### Task goal
The entries below should be output exactly as written.

### Material
....

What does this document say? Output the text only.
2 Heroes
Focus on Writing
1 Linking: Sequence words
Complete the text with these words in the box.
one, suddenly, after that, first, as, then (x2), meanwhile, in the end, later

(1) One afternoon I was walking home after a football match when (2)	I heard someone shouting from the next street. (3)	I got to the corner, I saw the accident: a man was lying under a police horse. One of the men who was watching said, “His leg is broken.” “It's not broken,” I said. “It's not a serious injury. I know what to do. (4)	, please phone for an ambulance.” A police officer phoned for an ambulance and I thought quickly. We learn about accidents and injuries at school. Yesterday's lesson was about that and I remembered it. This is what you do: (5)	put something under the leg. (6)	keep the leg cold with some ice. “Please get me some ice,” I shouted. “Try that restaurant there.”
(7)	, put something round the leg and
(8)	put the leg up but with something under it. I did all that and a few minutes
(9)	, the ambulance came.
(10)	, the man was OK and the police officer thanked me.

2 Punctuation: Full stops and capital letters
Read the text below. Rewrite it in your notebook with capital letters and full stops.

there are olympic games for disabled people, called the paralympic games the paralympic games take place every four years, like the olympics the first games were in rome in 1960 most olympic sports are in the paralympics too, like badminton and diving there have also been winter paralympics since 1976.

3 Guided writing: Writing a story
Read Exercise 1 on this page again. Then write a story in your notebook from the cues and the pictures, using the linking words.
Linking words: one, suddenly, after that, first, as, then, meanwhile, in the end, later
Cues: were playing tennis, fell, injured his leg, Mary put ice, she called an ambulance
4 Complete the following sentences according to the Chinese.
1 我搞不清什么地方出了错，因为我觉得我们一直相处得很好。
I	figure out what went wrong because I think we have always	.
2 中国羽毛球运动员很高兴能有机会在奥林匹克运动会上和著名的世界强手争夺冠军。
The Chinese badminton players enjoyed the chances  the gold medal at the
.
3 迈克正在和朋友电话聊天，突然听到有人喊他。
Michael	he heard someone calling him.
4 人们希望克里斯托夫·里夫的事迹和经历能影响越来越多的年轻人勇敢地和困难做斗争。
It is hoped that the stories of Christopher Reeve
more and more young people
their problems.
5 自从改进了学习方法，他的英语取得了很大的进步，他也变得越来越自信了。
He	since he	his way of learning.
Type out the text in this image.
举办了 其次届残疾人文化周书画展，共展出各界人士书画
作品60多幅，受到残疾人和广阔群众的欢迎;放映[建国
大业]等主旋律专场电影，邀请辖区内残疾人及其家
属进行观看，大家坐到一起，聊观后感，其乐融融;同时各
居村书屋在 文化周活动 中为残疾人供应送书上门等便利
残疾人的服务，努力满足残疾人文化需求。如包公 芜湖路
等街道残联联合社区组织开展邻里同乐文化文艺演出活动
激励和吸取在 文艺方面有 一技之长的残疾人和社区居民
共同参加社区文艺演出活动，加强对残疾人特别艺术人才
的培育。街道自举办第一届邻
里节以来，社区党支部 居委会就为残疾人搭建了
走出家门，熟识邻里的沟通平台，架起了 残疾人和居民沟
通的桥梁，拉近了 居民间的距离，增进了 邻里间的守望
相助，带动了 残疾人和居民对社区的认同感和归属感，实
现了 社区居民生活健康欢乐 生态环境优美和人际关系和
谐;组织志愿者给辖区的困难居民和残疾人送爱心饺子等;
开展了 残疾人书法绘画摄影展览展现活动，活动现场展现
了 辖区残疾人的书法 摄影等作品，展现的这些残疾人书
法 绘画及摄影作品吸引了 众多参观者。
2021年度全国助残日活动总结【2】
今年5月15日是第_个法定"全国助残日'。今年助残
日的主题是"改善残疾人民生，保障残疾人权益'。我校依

....

### Result for this exercise
What does this document say? Output the text only.
2 Heroes
Focus on Writing
1 Linking: Sequence words
Complete the text with these words in the box.
one, suddenly, after that, first, as, then (x2), meanwhile, in the end, later

(1) One afternoon I was walking home after a football match when (2)	I heard someone shouting from the next street. (3)	I got to the corner, I saw the accident: a man was lying under a police horse. One of the men who was watching said, “His leg is broken.” “It's not broken,” I said. “It's not a serious injury. I know what to do. (4)	, please phone for an ambulance.” A police officer phoned for an ambulance and I thought quickly. We learn about accidents and injuries at school. Yesterday's lesson was about that and I remembered it. This is what you do: (5)	put something under the leg. (6)	keep the leg cold with some ice. “Please get me some ice,” I shouted. “Try that restaurant there.”
(7)	, put something round the leg and
(8)	put the leg up but with something under it. I did all that and a few minutes
(9)	, the ambulance came.
(10)	, the man was OK and the police officer thanked me.

2 Punctuation: Full stops and capital letters
Read the text below. Rewrite it in your notebook with capital letters and full stops.

there are olympic games for disabled people, called the paralympic games the paralympic games take place every four years, like the olympics the first games were in rome in 1960 most olympic sports are in the paralympics too, like badminton and diving there have also been winter paralympics since 1976.

3 Guided writing: Writing a story
Read Exercise 1 on this page again. Then write a story in your notebook from the cues and the pictures, using the linking words.
Linking words: one, suddenly, after that, first, as, then, meanwhile, in the end, later
Cues: were playing tennis, fell, injured his leg, Mary put ice, she called an ambulance
4 Complete the following sentences according to the Chinese.
1 我搞不清什么地方出了错，因为我觉得我们一直相处得很好。
I	figure out what went wrong because I think we have always	.
2 中国羽毛球运动员很高兴能有机会在奥林匹克运动会上和著名的世界强手争夺冠军。
The Chinese badminton players enjoyed the chances  the gold medal at the
.
3 迈克正在和朋友电话聊天，突然听到有人喊他。
Michael	he heard someone calling him.
4 人们希望克里斯托夫·里夫的事迹和经历能影响越来越多的年轻人勇敢地和困难做斗争。
It is hoped that the stories of Christopher Reeve
more and more young people
their problems.
5 自从改进了学习方法，他的英语取得了很大的进步，他也变得越来越自信了。
He	since he	his way of learning.
Type out the text in this image.
举办了 其次届残疾人文化周书画展，共展出各界人士书画
作品60多幅，受到残疾人和广阔群众的欢迎;放映[建国
大业]等主旋律专场电影，邀请辖区内残疾人及其家
属进行观看，大家坐到一起，聊观后感，其乐融融;同时各
居村书屋在 文化周活动 中为残疾人供应送书上门等便利
残疾人的服务，努力满足残疾人文化需求。如包公 芜湖路
等街道残联联合社区组织开展邻里同乐文化文艺演出活动
激励和吸取在 文艺方面有 一技之长的残疾人和社区居民
共同参加社区文艺演出活动，加强对残疾人特别艺术人才
的培育。街道自举办第一届邻
里节以来，社区党支部 居委会就为残疾人搭建了
走出家门，熟识邻里的沟通平台，架起了 残疾人和居民沟
通的桥梁，拉近了 居民间的距离，增进了 邻里间的守望
相助，带动了 残疾人和居民对社区的认同感和归属感，实
现了 社区居民生活健康欢乐 生态环境优美和人际关系和
谐;组织志愿者给辖区的困难居民和残疾人送爱心饺子等;
开展了 残疾人书法绘画摄影展览展现活动，活动现场展现
了 辖区残疾人的书法 摄影等作品，展现的这些残疾人书
法 绘画及摄影作品吸引了 众多参观者。
2021年度全国助残日活动总结【2】
今年5月15日是第_个法定"全国助残日'。今年助残
日的主题是"改善残疾人民生，保障残疾人权益'。我校依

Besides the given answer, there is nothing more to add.